# [Problem to solve]
Find the lines holding the word "Education" and collect them.

+++ Extracted records +++

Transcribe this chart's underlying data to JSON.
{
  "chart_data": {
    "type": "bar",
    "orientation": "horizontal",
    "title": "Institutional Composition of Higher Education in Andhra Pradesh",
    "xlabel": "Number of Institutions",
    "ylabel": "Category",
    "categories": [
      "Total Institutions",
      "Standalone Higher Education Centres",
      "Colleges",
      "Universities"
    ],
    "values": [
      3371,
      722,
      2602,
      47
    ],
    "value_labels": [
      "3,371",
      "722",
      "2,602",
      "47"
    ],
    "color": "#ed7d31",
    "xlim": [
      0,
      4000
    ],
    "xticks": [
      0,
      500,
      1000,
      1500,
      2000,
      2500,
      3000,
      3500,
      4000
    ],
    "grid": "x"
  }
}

+++

# [Answer]
    "title": "Institutional Composition of Higher Education in Andhra Pradesh",
      "Standalone Higher Education Centres",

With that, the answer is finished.